**Exercise directions**. Write the material out again in full, word for word. Do not include the pictures.

**Collected data entries**.
------------------------------

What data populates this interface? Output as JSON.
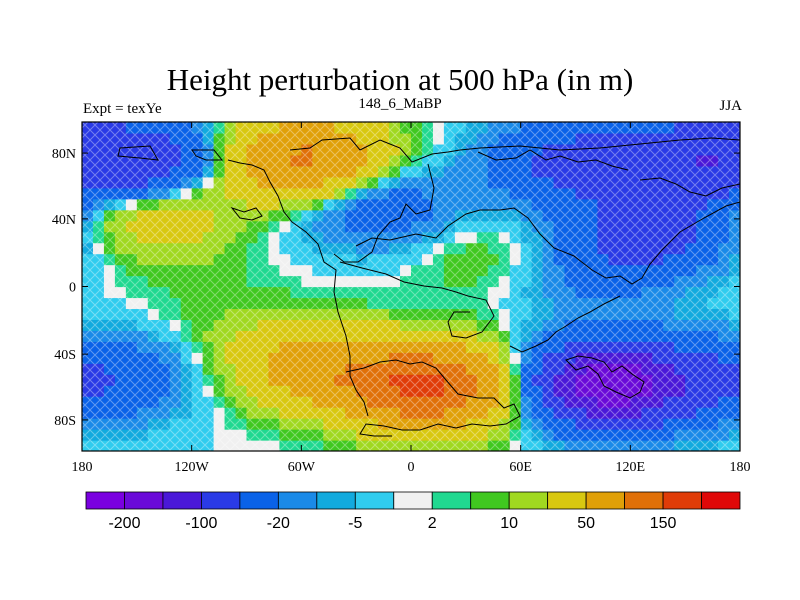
{
  "chart_data": {
    "type": "heatmap",
    "title": "Height perturbation at 500 hPa (in m)",
    "subtitle_left": "Expt = texYe",
    "subtitle_center": "148_6_MaBP",
    "subtitle_right": "JJA",
    "x_ticks": [
      "180",
      "120W",
      "60W",
      "0",
      "60E",
      "120E",
      "180"
    ],
    "y_ticks": [
      "80N",
      "40N",
      "0",
      "40S",
      "80S"
    ],
    "xlim": [
      -180,
      180
    ],
    "ylim": [
      -90,
      90
    ],
    "colorbar": {
      "colors": [
        "#7a00e0",
        "#6a0ad8",
        "#4a18d8",
        "#2a3ae6",
        "#0a62e8",
        "#1a8ae8",
        "#12aade",
        "#30ccee",
        "#f0f0f0",
        "#20d890",
        "#40c820",
        "#a0d820",
        "#d8c810",
        "#e0a008",
        "#e07008",
        "#e03c08",
        "#e00808"
      ],
      "labels": [
        "-200",
        "-100",
        "-20",
        "-5",
        "2",
        "10",
        "50",
        "150"
      ]
    },
    "features": [
      {
        "lon": -150,
        "lat": 68,
        "value": -90
      },
      {
        "lon": -58,
        "lat": 70,
        "value": 110
      },
      {
        "lon": -20,
        "lat": 45,
        "value": -40
      },
      {
        "lon": -140,
        "lat": 42,
        "value": 40
      },
      {
        "lon": 10,
        "lat": -55,
        "value": 160
      },
      {
        "lon": -50,
        "lat": -45,
        "value": 70
      },
      {
        "lon": 110,
        "lat": -53,
        "value": -190
      },
      {
        "lon": 130,
        "lat": 30,
        "value": -70
      },
      {
        "lon": 150,
        "lat": 70,
        "value": -80
      },
      {
        "lon": 85,
        "lat": 68,
        "value": -60
      },
      {
        "lon": -120,
        "lat": 10,
        "value": 5
      },
      {
        "lon": 40,
        "lat": 15,
        "value": 10
      },
      {
        "lon": -170,
        "lat": -50,
        "value": -50
      },
      {
        "lon": 100,
        "lat": 5,
        "value": -20
      },
      {
        "lon": -90,
        "lat": -25,
        "value": 10
      }
    ]
  }
}
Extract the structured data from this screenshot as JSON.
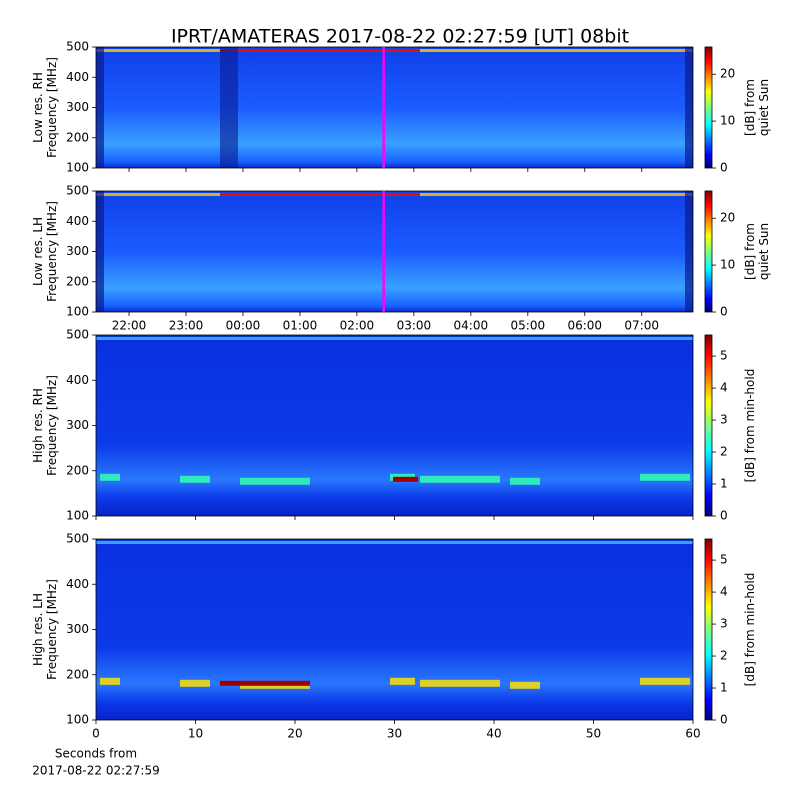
{
  "title": "IPRT/AMATERAS 2017-08-22 02:27:59 [UT]   08bit",
  "chart_data": [
    {
      "type": "heatmap",
      "ylabel": [
        "Low res. RH",
        "Frequency [MHz]"
      ],
      "ylim": [
        100,
        500
      ],
      "yticks": [
        100,
        200,
        300,
        400,
        500
      ],
      "xlim": [
        21.42,
        31.9
      ],
      "xticks": [
        {
          "value": 22,
          "label": "22:00"
        },
        {
          "value": 23,
          "label": "23:00"
        },
        {
          "value": 24,
          "label": "00:00"
        },
        {
          "value": 25,
          "label": "01:00"
        },
        {
          "value": 26,
          "label": "02:00"
        },
        {
          "value": 27,
          "label": "03:00"
        },
        {
          "value": 28,
          "label": "04:00"
        },
        {
          "value": 29,
          "label": "05:00"
        },
        {
          "value": 30,
          "label": "06:00"
        },
        {
          "value": 31,
          "label": "07:00"
        }
      ],
      "show_xtick_labels": false,
      "marker_x": 26.47,
      "marker_color": "#ff00ff",
      "colormap": "jet",
      "zlim": [
        0,
        25.8
      ],
      "zticks": [
        0,
        10,
        20
      ],
      "zlabel": [
        "[dB] from",
        "quiet Sun"
      ]
    },
    {
      "type": "heatmap",
      "ylabel": [
        "Low res. LH",
        "Frequency [MHz]"
      ],
      "ylim": [
        100,
        500
      ],
      "yticks": [
        100,
        200,
        300,
        400,
        500
      ],
      "xlim": [
        21.42,
        31.9
      ],
      "xticks": [
        {
          "value": 22,
          "label": "22:00"
        },
        {
          "value": 23,
          "label": "23:00"
        },
        {
          "value": 24,
          "label": "00:00"
        },
        {
          "value": 25,
          "label": "01:00"
        },
        {
          "value": 26,
          "label": "02:00"
        },
        {
          "value": 27,
          "label": "03:00"
        },
        {
          "value": 28,
          "label": "04:00"
        },
        {
          "value": 29,
          "label": "05:00"
        },
        {
          "value": 30,
          "label": "06:00"
        },
        {
          "value": 31,
          "label": "07:00"
        }
      ],
      "show_xtick_labels": true,
      "marker_x": 26.47,
      "marker_color": "#ff00ff",
      "colormap": "jet",
      "zlim": [
        0,
        25.8
      ],
      "zticks": [
        0,
        10,
        20
      ],
      "zlabel": [
        "[dB] from",
        "quiet Sun"
      ]
    },
    {
      "type": "heatmap",
      "ylabel": [
        "High res. RH",
        "Frequency [MHz]"
      ],
      "ylim": [
        100,
        500
      ],
      "yticks": [
        100,
        200,
        300,
        400,
        500
      ],
      "xlim": [
        0,
        60
      ],
      "xticks": [
        0,
        10,
        20,
        30,
        40,
        50,
        60
      ],
      "show_xtick_labels": false,
      "colormap": "jet",
      "zlim": [
        0,
        5.66
      ],
      "zticks": [
        0,
        1,
        2,
        3,
        4,
        5
      ],
      "zlabel": [
        "[dB] from min-hold"
      ]
    },
    {
      "type": "heatmap",
      "ylabel": [
        "High res. LH",
        "Frequency [MHz]"
      ],
      "ylim": [
        100,
        500
      ],
      "yticks": [
        100,
        200,
        300,
        400,
        500
      ],
      "xlim": [
        0,
        60
      ],
      "xticks": [
        0,
        10,
        20,
        30,
        40,
        50,
        60
      ],
      "show_xtick_labels": true,
      "xlabel": [
        "Seconds from",
        "2017-08-22 02:27:59"
      ],
      "colormap": "jet",
      "zlim": [
        0,
        5.66
      ],
      "zticks": [
        0,
        1,
        2,
        3,
        4,
        5
      ],
      "zlabel": [
        "[dB] from min-hold"
      ]
    }
  ]
}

------------------------------

**Task output**.
What data populates this interface? Output as JSON.
{
  "chart_data": {
    "type": "heatmap",
    "title": "Height perturbation at 500 hPa (in m)",
    "subtitle_left": "Expt = texYe",
    "subtitle_center": "148_6_MaBP",
    "subtitle_right": "JJA",
    "x_ticks": [
      "180",
      "120W",
      "60W",
      "0",
      "60E",
      "120E",
      "180"
    ],
    "y_ticks": [
      "80N",
      "40N",
      "0",
      "40S",
      "80S"
    ],
    "xlim": [
      -180,
      180
    ],
    "ylim": [
      -90,
      90
    ],
    "colorbar": {
      "colors": [
        "#7a00e0",
        "#6a0ad8",
        "#4a18d8",
        "#2a3ae6",
        "#0a62e8",
        "#1a8ae8",
        "#12aade",
        "#30ccee",
        "#f0f0f0",
        "#20d890",
        "#40c820",
        "#a0d820",
        "#d8c810",
        "#e0a008",
        "#e07008",
        "#e03c08",
        "#e00808"
      ],
      "labels": [
        "-200",
        "-100",
        "-20",
        "-5",
        "2",
        "10",
        "50",
        "150"
      ]
    },
    "features": [
      {
        "lon": -150,
        "lat": 68,
        "value": -90
      },
      {
        "lon": -58,
        "lat": 70,
        "value": 110
      },
      {
        "lon": -20,
        "lat": 45,
        "value": -40
      },
      {
        "lon": -140,
        "lat": 42,
        "value": 40
      },
      {
        "lon": 10,
        "lat": -55,
        "value": 160
      },
      {
        "lon": -50,
        "lat": -45,
        "value": 70
      },
      {
        "lon": 110,
        "lat": -53,
        "value": -190
      },
      {
        "lon": 130,
        "lat": 30,
        "value": -70
      },
      {
        "lon": 150,
        "lat": 70,
        "value": -80
      },
      {
        "lon": 85,
        "lat": 68,
        "value": -60
      },
      {
        "lon": -120,
        "lat": 10,
        "value": 5
      },
      {
        "lon": 40,
        "lat": 15,
        "value": 10
      },
      {
        "lon": -170,
        "lat": -50,
        "value": -50
      },
      {
        "lon": 100,
        "lat": 5,
        "value": -20
      },
      {
        "lon": -90,
        "lat": -25,
        "value": 10
      }
    ]
  }
}
Extract the structured data from this screenshot as JSON.
{
  "title": "IPRT/AMATERAS 2017-08-22 02:27:59 [UT]   08bit",
  "chart_data": [
    {
      "type": "heatmap",
      "ylabel": [
        "Low res. RH",
        "Frequency [MHz]"
      ],
      "ylim": [
        100,
        500
      ],
      "yticks": [
        100,
        200,
        300,
        400,
        500
      ],
      "xlim": [
        21.42,
        31.9
      ],
      "xticks": [
        {
          "value": 22,
          "label": "22:00"
        },
        {
          "value": 23,
          "label": "23:00"
        },
        {
          "value": 24,
          "label": "00:00"
        },
        {
          "value": 25,
          "label": "01:00"
        },
        {
          "value": 26,
          "label": "02:00"
        },
        {
          "value": 27,
          "label": "03:00"
        },
        {
          "value": 28,
          "label": "04:00"
        },
        {
          "value": 29,
          "label": "05:00"
        },
        {
          "value": 30,
          "label": "06:00"
        },
        {
          "value": 31,
          "label": "07:00"
        }
      ],
      "show_xtick_labels": false,
      "marker_x": 26.47,
      "marker_color": "#ff00ff",
      "colormap": "jet",
      "zlim": [
        0,
        25.8
      ],
      "zticks": [
        0,
        10,
        20
      ],
      "zlabel": [
        "[dB] from",
        "quiet Sun"
      ]
    },
    {
      "type": "heatmap",
      "ylabel": [
        "Low res. LH",
        "Frequency [MHz]"
      ],
      "ylim": [
        100,
        500
      ],
      "yticks": [
        100,
        200,
        300,
        400,
        500
      ],
      "xlim": [
        21.42,
        31.9
      ],
      "xticks": [
        {
          "value": 22,
          "label": "22:00"
        },
        {
          "value": 23,
          "label": "23:00"
        },
        {
          "value": 24,
          "label": "00:00"
        },
        {
          "value": 25,
          "label": "01:00"
        },
        {
          "value": 26,
          "label": "02:00"
        },
        {
          "value": 27,
          "label": "03:00"
        },
        {
          "value": 28,
          "label": "04:00"
        },
        {
          "value": 29,
          "label": "05:00"
        },
        {
          "value": 30,
          "label": "06:00"
        },
        {
          "value": 31,
          "label": "07:00"
        }
      ],
      "show_xtick_labels": true,
      "marker_x": 26.47,
      "marker_color": "#ff00ff",
      "colormap": "jet",
      "zlim": [
        0,
        25.8
      ],
      "zticks": [
        0,
        10,
        20
      ],
      "zlabel": [
        "[dB] from",
        "quiet Sun"
      ]
    },
    {
      "type": "heatmap",
      "ylabel": [
        "High res. RH",
        "Frequency [MHz]"
      ],
      "ylim": [
        100,
        500
      ],
      "yticks": [
        100,
        200,
        300,
        400,
        500
      ],
      "xlim": [
        0,
        60
      ],
      "xticks": [
        0,
        10,
        20,
        30,
        40,
        50,
        60
      ],
      "show_xtick_labels": false,
      "colormap": "jet",
      "zlim": [
        0,
        5.66
      ],
      "zticks": [
        0,
        1,
        2,
        3,
        4,
        5
      ],
      "zlabel": [
        "[dB] from min-hold"
      ]
    },
    {
      "type": "heatmap",
      "ylabel": [
        "High res. LH",
        "Frequency [MHz]"
      ],
      "ylim": [
        100,
        500
      ],
      "yticks": [
        100,
        200,
        300,
        400,
        500
      ],
      "xlim": [
        0,
        60
      ],
      "xticks": [
        0,
        10,
        20,
        30,
        40,
        50,
        60
      ],
      "show_xtick_labels": true,
      "xlabel": [
        "Seconds from",
        "2017-08-22 02:27:59"
      ],
      "colormap": "jet",
      "zlim": [
        0,
        5.66
      ],
      "zticks": [
        0,
        1,
        2,
        3,
        4,
        5
      ],
      "zlabel": [
        "[dB] from min-hold"
      ]
    }
  ]
}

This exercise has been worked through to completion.